PASSAGE ->
- Location of Walla Walla East, Washington
- Coordinates: 46°02′45″N 118°18′12″W﻿ / ﻿46.04583°N 118.30333°W
- Country: United States
- State: Washington
- County: Walla Walla

Area
- • Total: 1.7 sq mi (4.4 km^{2})
- • Land: 1.7 sq mi (4.4 km^{2})
- • Water: 0.039 sq mi (0.1 km^{2})
- Elevation: 1,011 ft (308 m)

Population (2020)
- • Total: 2,286
- • Density: 1,300/sq mi (520/km^{2})
- Time zone: UTC-8 (Pacific (PST))
- • Summer (DST): UTC-7 (PDT)
- ZIP code: 99362
- Area code: 509
- FIPS code: 53-75810
- GNIS feature ID: 2409522

= Walla Walla East, Washington =

Walla Walla East (/ˌwɑːlə ˈwɑːlə/ WAH-lə-_-WAH-lə) is a census-designated place (CDP) in Walla Walla County, Washington, United States. As of the 2020 census, Walla Walla East had a population of 2,286.
==Geography==

According to the United States Census Bureau, the CDP has a total area of 1.7 mi2, of which, 1.7 mi2 of it is land and 0.04 mi2 of it (1.18%) is water.

==Demographics==

Walla Walla East first appeared as an unincorporated community in the 1960 U.S. census; and as a census designated place in the 1980 U.S. census.

Historical population
| Census | Pop. | Note | %± |
| 1960 | 1,557 |  | — |
| 1980 | 3,285 |  | — |
| 1990 | 2,959 |  | −9.9% |
| 2000 | 2,479 |  | −16.2% |
| 2010 | 1,672 |  | −32.6% |
| 2020 | 2,286 |  | 36.7% |
U.S. Decennial Census 1960 1970 1980 1990 2000 2010

===2000 census===

As of the census of 2000, there were 2,479 people, 947 households, and 725 families residing in the CDP. The population density was 1,474.2 /mi2. There were 987 housing units at an average density of 586.9 /mi2. The racial makeup of the CDP was 92.54% White, 0.28% African American, 0.85% Native American, 0.65% Asian, 0.12% Pacific Islander, 3.03% from other races, and 2.54% from two or more races. Hispanic or Latino of any race were 6.29% of the population.

DATA PROVIDED ->

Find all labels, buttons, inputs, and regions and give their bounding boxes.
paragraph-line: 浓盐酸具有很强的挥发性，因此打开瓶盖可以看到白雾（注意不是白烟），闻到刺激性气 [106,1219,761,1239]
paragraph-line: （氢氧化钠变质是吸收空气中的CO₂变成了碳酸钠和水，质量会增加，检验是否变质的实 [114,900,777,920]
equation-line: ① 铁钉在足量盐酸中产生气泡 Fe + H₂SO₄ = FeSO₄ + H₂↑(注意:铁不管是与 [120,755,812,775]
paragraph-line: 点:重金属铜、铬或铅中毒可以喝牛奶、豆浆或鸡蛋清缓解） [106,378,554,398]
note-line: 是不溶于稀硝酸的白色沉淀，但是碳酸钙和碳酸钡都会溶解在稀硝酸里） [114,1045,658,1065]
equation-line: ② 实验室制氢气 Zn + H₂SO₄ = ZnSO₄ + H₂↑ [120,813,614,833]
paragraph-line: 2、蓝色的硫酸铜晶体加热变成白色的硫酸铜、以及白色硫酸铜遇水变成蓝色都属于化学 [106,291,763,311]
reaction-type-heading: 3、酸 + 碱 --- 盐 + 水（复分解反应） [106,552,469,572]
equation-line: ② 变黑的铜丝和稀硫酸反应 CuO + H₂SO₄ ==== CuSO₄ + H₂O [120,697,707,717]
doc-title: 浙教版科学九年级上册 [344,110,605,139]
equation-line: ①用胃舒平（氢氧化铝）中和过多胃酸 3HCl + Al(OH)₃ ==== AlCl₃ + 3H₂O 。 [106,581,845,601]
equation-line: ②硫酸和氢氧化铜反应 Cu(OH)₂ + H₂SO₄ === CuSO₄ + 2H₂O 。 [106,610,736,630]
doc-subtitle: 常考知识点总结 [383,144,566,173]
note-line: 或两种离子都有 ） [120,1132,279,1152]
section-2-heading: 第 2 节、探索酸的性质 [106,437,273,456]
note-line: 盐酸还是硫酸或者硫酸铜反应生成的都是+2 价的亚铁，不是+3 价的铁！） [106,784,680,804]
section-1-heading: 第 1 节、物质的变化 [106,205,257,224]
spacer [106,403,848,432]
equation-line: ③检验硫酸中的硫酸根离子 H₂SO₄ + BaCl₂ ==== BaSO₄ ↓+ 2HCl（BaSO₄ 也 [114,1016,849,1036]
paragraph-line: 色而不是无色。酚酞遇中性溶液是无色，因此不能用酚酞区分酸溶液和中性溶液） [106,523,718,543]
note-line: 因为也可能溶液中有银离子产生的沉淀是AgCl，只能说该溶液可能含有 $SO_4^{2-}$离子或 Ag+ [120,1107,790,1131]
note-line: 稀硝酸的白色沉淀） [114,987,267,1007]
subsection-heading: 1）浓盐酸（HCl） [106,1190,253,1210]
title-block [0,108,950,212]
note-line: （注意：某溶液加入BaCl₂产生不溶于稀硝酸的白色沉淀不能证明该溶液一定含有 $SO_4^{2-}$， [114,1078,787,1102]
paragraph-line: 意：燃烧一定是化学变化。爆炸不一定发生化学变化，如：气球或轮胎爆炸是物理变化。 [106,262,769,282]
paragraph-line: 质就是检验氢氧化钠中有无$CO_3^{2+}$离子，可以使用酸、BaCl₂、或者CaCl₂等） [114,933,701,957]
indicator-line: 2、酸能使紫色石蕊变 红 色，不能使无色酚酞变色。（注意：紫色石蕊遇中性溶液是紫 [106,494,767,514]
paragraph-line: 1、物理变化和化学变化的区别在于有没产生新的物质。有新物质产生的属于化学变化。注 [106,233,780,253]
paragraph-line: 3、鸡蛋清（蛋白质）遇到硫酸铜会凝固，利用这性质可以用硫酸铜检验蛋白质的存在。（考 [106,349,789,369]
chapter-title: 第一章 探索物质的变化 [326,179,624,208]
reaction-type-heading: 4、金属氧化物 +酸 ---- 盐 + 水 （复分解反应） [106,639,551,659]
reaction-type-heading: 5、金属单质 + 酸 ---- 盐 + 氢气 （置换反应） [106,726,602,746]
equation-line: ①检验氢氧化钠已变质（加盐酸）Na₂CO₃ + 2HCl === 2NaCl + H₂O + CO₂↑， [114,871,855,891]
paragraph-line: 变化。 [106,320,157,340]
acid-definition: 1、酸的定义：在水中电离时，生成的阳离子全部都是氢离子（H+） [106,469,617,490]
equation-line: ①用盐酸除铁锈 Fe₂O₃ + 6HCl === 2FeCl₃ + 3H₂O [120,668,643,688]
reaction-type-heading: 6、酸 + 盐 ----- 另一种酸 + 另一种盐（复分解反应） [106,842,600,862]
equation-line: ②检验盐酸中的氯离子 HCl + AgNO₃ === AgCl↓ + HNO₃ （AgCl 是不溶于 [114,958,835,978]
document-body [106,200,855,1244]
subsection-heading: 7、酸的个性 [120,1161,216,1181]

TO DO -> Write a two-sentence summary of the text on Walla Walla East, Washington.

ANSWER TO THIS EXERCISE -> Walla Walla East is a census-designated place in Walla Walla County, Washington, with a population of 2,286 as of the 2020 census. It first appeared in the 1960 U.S. census as an unincorporated community and in the 1980 census as a census-designated place, and in 2000 it had 2,479 people in 947 households, 92.54% of them White.